**** Data

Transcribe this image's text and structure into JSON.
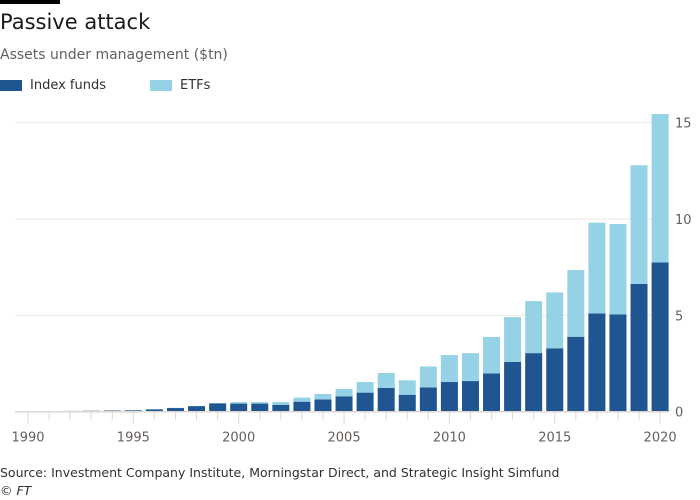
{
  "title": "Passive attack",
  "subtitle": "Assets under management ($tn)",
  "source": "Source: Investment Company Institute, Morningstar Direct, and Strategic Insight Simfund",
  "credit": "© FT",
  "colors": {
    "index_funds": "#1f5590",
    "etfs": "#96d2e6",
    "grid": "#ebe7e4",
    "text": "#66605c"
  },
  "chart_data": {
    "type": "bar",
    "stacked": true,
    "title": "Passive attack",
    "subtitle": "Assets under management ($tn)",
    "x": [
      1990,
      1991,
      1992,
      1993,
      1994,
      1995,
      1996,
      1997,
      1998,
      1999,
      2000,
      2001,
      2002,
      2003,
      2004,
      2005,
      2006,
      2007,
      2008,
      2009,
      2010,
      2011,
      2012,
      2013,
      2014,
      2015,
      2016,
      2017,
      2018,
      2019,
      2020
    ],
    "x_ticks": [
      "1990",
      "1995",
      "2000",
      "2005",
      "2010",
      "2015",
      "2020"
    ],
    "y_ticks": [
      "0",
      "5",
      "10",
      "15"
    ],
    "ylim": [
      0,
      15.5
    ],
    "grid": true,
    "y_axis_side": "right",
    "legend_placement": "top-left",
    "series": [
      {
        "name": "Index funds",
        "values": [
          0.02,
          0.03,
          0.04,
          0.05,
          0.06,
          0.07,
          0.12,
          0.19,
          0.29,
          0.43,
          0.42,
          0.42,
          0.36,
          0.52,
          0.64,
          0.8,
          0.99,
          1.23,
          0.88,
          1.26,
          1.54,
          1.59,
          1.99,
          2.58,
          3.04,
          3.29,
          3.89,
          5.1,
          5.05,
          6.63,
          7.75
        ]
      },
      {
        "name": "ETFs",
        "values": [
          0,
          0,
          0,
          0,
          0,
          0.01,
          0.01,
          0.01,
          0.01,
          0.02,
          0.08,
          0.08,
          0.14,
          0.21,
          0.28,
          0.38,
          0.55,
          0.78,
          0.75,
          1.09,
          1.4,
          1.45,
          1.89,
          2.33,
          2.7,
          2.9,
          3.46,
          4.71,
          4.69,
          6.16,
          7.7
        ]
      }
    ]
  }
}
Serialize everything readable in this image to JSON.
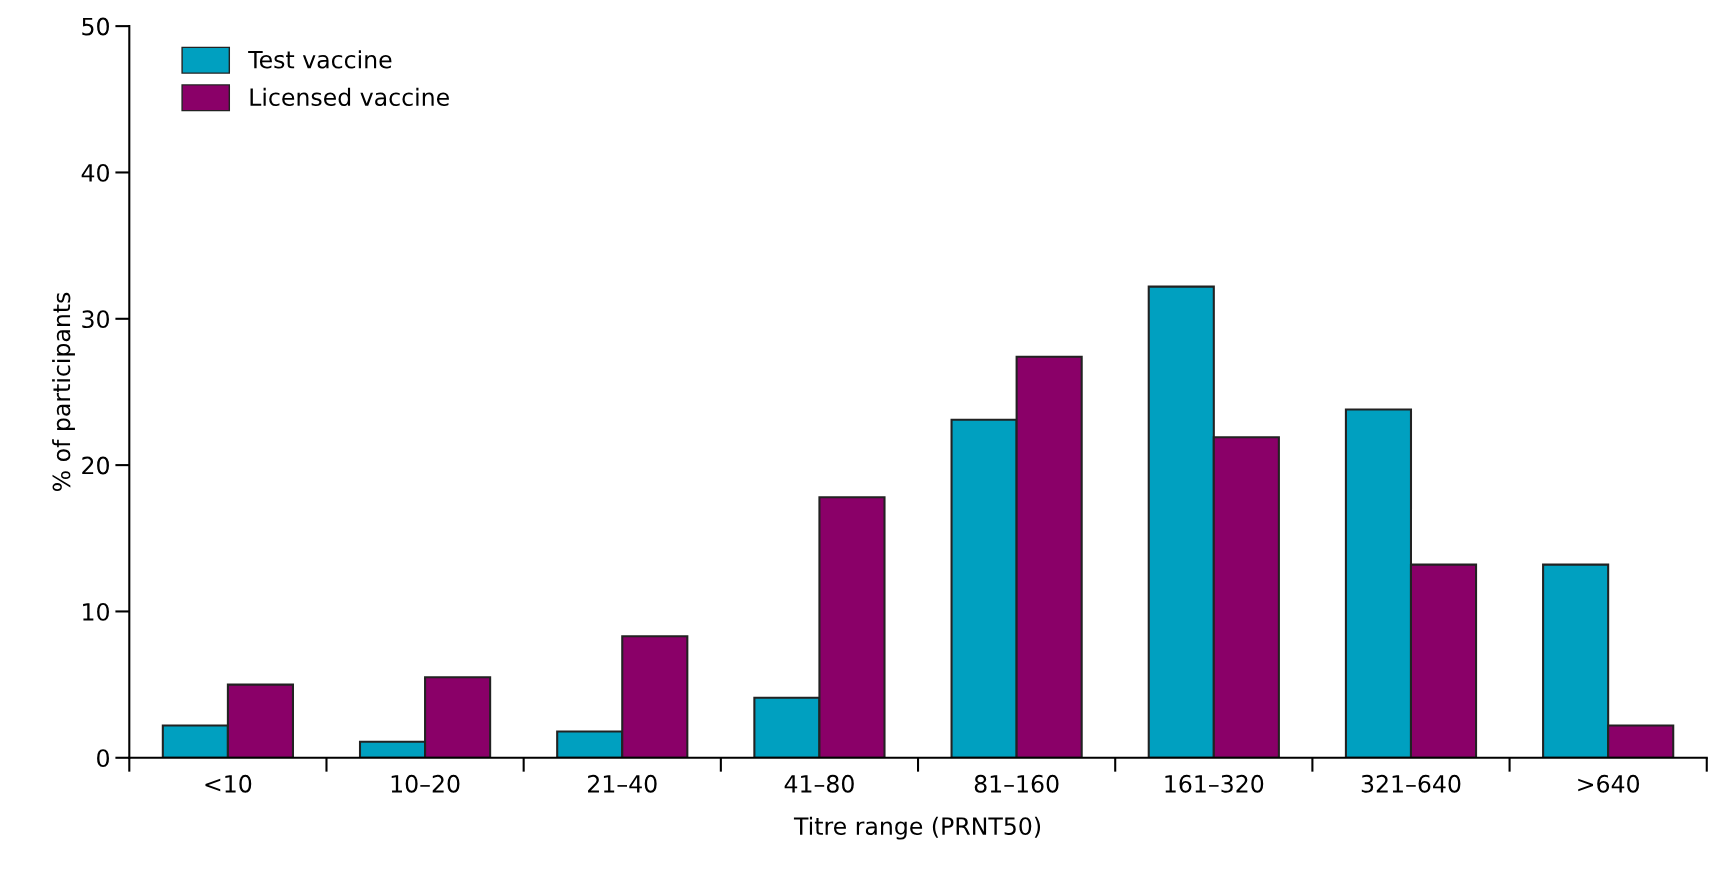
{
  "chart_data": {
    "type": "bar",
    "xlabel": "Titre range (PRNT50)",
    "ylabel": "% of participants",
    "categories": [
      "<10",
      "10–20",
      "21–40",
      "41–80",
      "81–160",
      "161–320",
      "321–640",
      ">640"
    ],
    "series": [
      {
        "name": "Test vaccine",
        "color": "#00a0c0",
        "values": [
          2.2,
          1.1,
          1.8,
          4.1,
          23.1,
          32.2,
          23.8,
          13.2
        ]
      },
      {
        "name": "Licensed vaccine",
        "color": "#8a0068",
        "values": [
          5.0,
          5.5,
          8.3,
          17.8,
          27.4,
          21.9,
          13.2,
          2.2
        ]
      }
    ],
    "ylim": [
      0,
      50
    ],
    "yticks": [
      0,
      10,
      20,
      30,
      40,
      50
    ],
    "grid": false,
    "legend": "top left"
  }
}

********

■ **Your instructions**
Extract the text of all the records above verbatim, excluding pictures.

■ **Task answer**
Transcribe this image's text and structure into JSON.
{
  "title": "Passive attack",
  "subtitle": "Assets under management ($tn)",
  "source": "Source: Investment Company Institute, Morningstar Direct, and Strategic Insight Simfund",
  "credit": "© FT",
  "colors": {
    "index_funds": "#1f5590",
    "etfs": "#96d2e6",
    "grid": "#ebe7e4",
    "text": "#66605c"
  },
  "chart_data": {
    "type": "bar",
    "stacked": true,
    "title": "Passive attack",
    "subtitle": "Assets under management ($tn)",
    "x": [
      1990,
      1991,
      1992,
      1993,
      1994,
      1995,
      1996,
      1997,
      1998,
      1999,
      2000,
      2001,
      2002,
      2003,
      2004,
      2005,
      2006,
      2007,
      2008,
      2009,
      2010,
      2011,
      2012,
      2013,
      2014,
      2015,
      2016,
      2017,
      2018,
      2019,
      2020
    ],
    "x_ticks": [
      "1990",
      "1995",
      "2000",
      "2005",
      "2010",
      "2015",
      "2020"
    ],
    "y_ticks": [
      "0",
      "5",
      "10",
      "15"
    ],
    "ylim": [
      0,
      15.5
    ],
    "grid": true,
    "y_axis_side": "right",
    "legend_placement": "top-left",
    "series": [
      {
        "name": "Index funds",
        "values": [
          0.02,
          0.03,
          0.04,
          0.05,
          0.06,
          0.07,
          0.12,
          0.19,
          0.29,
          0.43,
          0.42,
          0.42,
          0.36,
          0.52,
          0.64,
          0.8,
          0.99,
          1.23,
          0.88,
          1.26,
          1.54,
          1.59,
          1.99,
          2.58,
          3.04,
          3.29,
          3.89,
          5.1,
          5.05,
          6.63,
          7.75
        ]
      },
      {
        "name": "ETFs",
        "values": [
          0,
          0,
          0,
          0,
          0,
          0.01,
          0.01,
          0.01,
          0.01,
          0.02,
          0.08,
          0.08,
          0.14,
          0.21,
          0.28,
          0.38,
          0.55,
          0.78,
          0.75,
          1.09,
          1.4,
          1.45,
          1.89,
          2.33,
          2.7,
          2.9,
          3.46,
          4.71,
          4.69,
          6.16,
          7.7
        ]
      }
    ]
  }
}
Serialize everything readable in this image to JSON.
{
  "chart_data": {
    "type": "bar",
    "xlabel": "Titre range (PRNT50)",
    "ylabel": "% of participants",
    "categories": [
      "<10",
      "10–20",
      "21–40",
      "41–80",
      "81–160",
      "161–320",
      "321–640",
      ">640"
    ],
    "series": [
      {
        "name": "Test vaccine",
        "color": "#00a0c0",
        "values": [
          2.2,
          1.1,
          1.8,
          4.1,
          23.1,
          32.2,
          23.8,
          13.2
        ]
      },
      {
        "name": "Licensed vaccine",
        "color": "#8a0068",
        "values": [
          5.0,
          5.5,
          8.3,
          17.8,
          27.4,
          21.9,
          13.2,
          2.2
        ]
      }
    ],
    "ylim": [
      0,
      50
    ],
    "yticks": [
      0,
      10,
      20,
      30,
      40,
      50
    ],
    "grid": false,
    "legend": "top left"
  }
}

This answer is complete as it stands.